►
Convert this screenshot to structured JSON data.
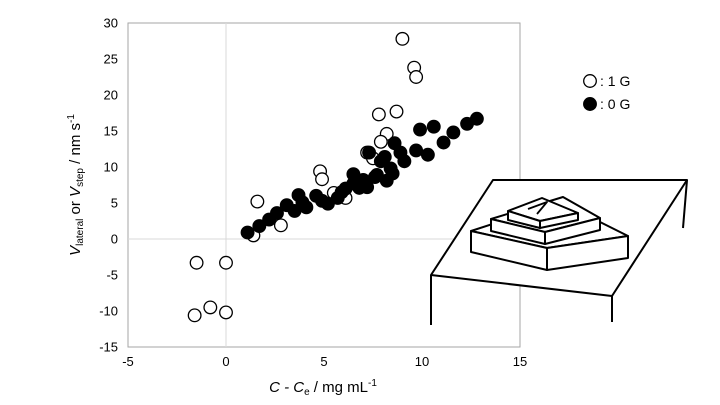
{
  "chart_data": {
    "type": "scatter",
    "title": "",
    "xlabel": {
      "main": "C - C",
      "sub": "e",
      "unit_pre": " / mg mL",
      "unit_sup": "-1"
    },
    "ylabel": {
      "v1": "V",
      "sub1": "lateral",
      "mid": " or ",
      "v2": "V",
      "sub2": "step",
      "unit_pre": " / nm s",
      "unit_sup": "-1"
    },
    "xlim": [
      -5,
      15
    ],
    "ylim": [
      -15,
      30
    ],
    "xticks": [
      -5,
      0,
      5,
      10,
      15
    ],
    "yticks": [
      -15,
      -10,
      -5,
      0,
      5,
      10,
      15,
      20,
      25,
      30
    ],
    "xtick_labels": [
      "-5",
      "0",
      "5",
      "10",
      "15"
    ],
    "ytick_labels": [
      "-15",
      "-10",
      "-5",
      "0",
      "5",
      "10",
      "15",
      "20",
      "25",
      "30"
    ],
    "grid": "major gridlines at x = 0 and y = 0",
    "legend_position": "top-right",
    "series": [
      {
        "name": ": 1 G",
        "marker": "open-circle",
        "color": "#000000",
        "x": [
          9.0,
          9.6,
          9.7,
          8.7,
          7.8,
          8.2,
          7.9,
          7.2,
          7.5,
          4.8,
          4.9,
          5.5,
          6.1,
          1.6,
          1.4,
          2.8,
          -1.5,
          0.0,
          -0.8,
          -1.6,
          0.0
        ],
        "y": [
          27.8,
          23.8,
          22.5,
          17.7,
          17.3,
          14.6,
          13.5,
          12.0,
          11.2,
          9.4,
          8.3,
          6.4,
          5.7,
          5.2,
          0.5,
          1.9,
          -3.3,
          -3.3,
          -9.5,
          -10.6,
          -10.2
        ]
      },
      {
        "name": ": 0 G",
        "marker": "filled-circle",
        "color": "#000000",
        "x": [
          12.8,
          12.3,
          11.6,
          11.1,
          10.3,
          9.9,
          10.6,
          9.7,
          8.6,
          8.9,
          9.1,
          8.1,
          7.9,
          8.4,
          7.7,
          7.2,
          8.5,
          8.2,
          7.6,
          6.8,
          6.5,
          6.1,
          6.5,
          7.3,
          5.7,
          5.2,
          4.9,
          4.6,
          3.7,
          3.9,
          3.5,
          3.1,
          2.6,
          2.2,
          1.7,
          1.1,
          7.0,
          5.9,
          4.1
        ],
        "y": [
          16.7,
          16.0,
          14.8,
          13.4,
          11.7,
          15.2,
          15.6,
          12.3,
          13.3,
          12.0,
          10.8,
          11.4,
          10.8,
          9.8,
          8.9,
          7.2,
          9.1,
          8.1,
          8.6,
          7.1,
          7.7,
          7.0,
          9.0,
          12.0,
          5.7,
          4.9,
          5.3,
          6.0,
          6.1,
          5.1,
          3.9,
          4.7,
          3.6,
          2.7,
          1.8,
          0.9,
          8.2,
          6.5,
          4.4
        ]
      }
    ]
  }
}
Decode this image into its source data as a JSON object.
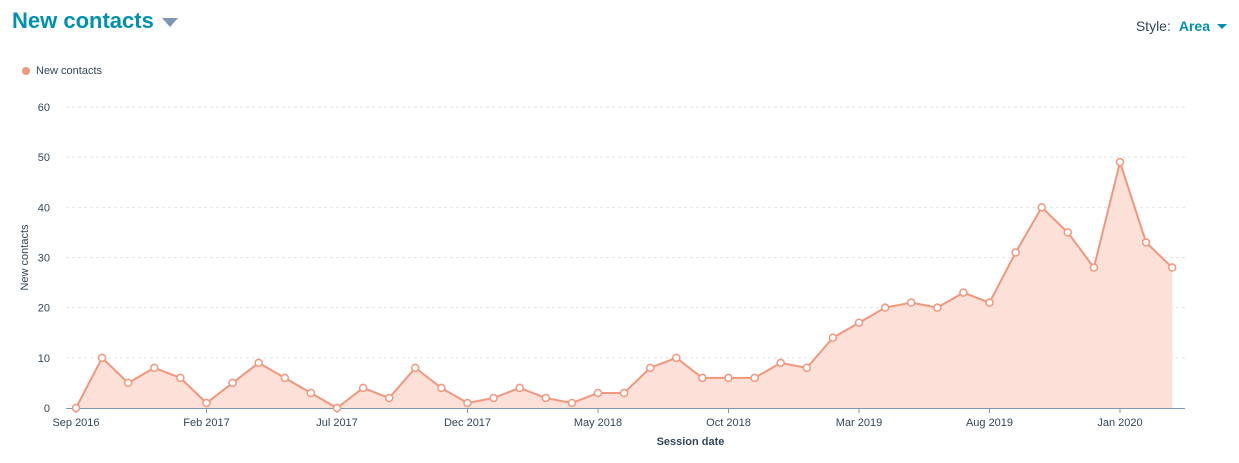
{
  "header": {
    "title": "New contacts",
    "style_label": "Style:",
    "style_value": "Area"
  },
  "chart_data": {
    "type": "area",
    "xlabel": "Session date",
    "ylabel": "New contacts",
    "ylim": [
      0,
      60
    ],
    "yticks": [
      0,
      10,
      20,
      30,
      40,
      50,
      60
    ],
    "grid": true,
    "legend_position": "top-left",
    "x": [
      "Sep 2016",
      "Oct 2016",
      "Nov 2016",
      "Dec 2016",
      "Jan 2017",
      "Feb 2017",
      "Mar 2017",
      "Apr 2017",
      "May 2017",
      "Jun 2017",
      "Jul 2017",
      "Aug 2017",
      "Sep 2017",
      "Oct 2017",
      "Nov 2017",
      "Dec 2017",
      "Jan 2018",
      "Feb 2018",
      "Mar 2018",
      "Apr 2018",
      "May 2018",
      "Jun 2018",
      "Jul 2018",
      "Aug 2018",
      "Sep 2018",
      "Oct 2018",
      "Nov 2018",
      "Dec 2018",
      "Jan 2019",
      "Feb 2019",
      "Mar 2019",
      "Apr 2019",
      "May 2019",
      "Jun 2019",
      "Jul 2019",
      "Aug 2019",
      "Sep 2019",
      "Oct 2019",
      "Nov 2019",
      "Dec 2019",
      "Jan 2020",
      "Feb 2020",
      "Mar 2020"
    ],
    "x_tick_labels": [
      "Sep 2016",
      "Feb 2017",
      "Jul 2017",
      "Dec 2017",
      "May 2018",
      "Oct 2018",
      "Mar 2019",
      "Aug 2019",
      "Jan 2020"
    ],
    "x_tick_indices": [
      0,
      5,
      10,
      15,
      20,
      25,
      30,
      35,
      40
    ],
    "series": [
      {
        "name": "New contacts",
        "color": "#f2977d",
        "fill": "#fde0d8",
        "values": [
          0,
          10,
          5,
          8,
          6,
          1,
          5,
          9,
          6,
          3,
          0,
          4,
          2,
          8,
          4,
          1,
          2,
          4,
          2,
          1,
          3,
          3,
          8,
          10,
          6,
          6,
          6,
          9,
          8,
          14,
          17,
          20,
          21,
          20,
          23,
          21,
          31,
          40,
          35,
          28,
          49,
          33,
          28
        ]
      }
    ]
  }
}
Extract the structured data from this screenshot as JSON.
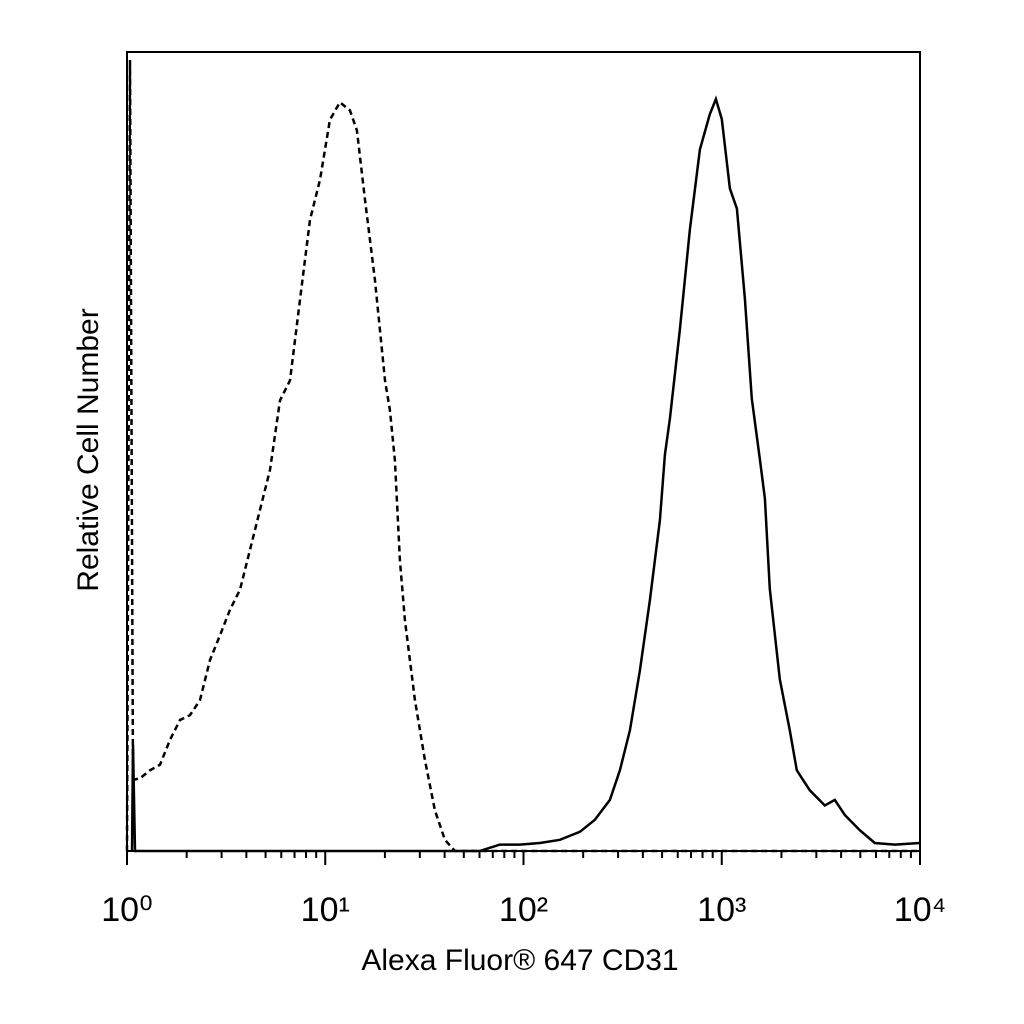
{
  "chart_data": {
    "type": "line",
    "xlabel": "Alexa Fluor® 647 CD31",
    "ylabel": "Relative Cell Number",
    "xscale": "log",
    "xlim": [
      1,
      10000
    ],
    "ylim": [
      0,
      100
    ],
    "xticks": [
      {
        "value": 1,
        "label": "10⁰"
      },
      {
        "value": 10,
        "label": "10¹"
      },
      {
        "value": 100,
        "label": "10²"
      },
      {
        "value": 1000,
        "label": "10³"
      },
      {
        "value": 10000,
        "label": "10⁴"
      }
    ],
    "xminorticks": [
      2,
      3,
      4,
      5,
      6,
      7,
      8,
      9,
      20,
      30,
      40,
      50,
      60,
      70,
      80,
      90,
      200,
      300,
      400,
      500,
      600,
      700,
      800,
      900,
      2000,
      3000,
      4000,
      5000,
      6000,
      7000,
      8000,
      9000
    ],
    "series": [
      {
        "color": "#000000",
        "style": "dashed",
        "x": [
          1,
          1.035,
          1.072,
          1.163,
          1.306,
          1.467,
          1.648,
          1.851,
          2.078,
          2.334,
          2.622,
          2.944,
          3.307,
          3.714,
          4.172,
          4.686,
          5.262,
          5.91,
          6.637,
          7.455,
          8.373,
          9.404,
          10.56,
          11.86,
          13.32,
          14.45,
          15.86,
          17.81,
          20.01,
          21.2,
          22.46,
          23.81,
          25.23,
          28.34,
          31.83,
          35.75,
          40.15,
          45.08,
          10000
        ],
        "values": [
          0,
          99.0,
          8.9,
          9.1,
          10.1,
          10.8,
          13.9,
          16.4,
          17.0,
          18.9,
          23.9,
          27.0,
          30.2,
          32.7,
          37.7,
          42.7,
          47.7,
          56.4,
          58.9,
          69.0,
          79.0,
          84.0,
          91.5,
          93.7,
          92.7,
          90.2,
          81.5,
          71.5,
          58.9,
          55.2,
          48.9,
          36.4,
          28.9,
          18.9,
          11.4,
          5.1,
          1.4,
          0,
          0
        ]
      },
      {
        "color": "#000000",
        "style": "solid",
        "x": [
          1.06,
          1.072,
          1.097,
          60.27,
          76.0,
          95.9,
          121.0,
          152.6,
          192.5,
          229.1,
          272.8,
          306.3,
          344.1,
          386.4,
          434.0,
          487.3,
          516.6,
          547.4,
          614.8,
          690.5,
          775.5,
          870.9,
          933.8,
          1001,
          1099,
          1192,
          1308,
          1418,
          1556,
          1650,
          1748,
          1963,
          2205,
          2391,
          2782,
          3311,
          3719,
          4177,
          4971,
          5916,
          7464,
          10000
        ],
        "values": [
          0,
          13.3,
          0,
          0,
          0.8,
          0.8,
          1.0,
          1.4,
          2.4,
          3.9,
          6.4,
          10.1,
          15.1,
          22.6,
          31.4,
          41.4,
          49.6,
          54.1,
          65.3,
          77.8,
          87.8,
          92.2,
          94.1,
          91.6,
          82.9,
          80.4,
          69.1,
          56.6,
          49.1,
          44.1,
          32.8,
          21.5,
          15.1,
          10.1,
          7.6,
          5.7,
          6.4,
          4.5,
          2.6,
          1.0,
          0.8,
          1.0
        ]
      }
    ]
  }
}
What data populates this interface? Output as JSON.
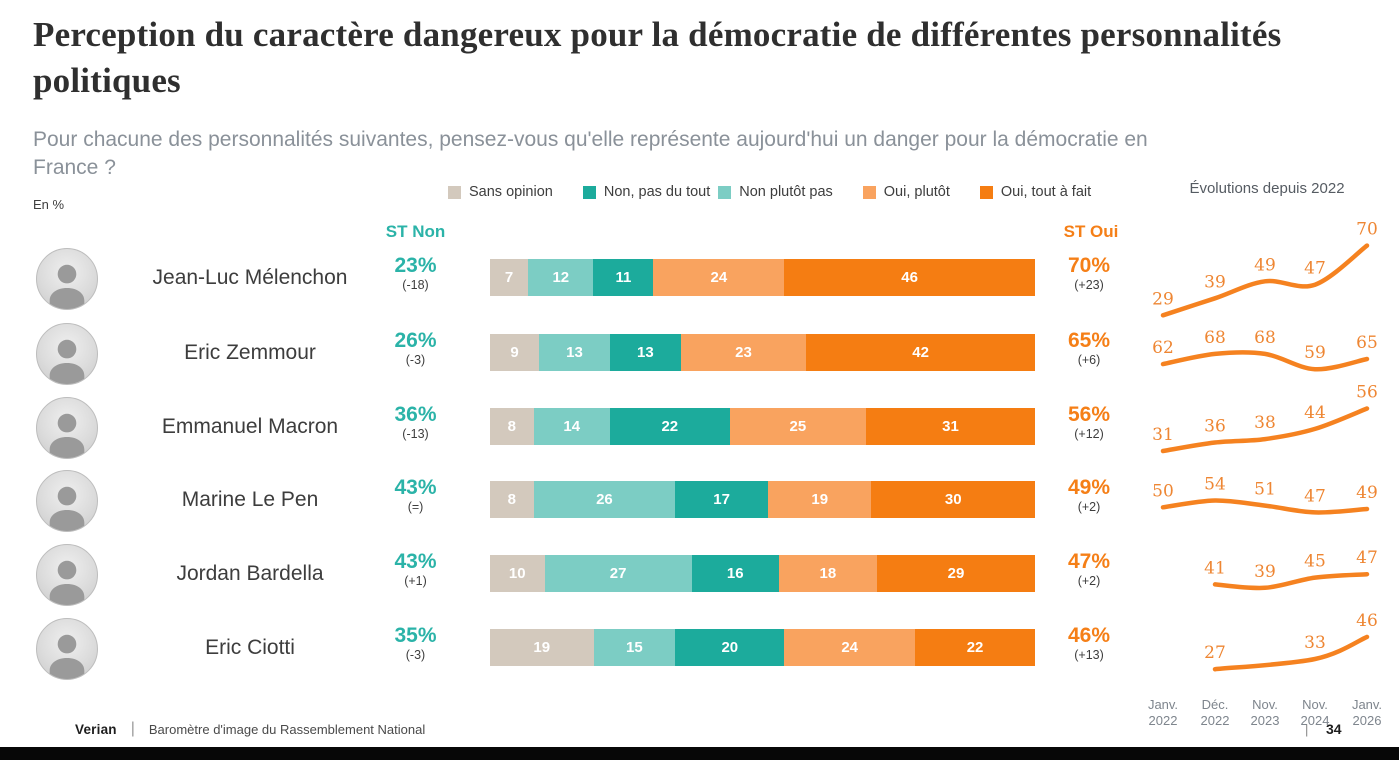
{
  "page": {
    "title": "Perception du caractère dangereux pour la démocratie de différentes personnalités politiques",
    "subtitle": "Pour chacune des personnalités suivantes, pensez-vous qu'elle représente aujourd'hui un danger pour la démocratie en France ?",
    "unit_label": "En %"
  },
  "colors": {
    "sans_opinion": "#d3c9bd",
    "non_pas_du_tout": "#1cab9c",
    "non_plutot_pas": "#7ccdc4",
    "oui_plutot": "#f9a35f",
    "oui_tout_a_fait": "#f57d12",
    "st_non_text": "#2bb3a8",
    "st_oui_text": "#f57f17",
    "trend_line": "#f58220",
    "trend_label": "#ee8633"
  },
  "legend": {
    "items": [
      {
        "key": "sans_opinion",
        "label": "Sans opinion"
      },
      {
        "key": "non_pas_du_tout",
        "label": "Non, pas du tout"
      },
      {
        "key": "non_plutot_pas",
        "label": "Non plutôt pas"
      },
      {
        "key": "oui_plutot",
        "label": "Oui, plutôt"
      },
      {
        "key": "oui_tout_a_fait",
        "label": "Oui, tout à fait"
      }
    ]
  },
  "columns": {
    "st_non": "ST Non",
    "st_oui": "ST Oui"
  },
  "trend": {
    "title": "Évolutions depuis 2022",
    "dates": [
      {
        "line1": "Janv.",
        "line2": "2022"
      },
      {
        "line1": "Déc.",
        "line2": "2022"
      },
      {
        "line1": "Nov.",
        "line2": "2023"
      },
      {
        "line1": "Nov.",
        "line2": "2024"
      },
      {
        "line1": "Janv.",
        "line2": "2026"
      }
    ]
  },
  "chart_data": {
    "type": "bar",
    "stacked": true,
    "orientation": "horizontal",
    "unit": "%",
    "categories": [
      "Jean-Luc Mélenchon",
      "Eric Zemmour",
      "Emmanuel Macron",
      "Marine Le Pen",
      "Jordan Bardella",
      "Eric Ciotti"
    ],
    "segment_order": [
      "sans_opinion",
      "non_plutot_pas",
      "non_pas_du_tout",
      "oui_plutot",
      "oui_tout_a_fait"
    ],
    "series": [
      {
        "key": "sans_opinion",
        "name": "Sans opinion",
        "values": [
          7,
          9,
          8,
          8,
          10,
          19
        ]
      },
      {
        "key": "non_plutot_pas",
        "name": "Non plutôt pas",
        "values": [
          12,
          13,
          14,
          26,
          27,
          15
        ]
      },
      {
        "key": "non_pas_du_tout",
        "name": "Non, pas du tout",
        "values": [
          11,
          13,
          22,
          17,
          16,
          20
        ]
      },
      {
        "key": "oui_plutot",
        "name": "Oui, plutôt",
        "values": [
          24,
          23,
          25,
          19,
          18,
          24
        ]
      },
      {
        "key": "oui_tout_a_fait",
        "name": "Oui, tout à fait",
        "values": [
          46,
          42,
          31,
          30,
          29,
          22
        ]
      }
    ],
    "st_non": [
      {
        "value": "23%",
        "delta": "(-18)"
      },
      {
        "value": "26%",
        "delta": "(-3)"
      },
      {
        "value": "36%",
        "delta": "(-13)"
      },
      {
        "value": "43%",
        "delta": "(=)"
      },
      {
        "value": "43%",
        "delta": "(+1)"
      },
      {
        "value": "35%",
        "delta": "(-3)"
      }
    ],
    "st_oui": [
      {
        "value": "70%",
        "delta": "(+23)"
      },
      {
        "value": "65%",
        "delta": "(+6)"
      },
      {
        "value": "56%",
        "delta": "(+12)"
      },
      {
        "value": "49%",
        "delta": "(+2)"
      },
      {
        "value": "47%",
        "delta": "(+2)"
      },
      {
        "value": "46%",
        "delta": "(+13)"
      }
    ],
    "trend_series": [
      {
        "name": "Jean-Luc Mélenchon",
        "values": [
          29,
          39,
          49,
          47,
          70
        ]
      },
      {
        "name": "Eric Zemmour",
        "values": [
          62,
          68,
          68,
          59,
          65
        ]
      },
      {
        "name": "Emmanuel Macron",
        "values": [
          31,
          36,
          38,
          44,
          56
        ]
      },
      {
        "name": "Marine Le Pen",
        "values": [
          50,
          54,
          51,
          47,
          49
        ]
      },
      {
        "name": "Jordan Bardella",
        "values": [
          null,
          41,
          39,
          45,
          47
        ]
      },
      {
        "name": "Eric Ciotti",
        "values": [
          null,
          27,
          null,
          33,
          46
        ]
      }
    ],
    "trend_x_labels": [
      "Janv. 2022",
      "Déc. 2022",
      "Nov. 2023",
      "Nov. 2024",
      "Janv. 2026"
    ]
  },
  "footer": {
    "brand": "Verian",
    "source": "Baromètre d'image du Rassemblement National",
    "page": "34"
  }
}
◄
Directions: Wherever a line in the data above holds "pour", copy that line.

Result of the exercise:
    "title": "Perception du caractère dangereux pour la démocratie de différentes personnalités politiques",
    "subtitle": "Pour chacune des personnalités suivantes, pensez-vous qu'elle représente aujourd'hui un danger pour la démocratie en France ?",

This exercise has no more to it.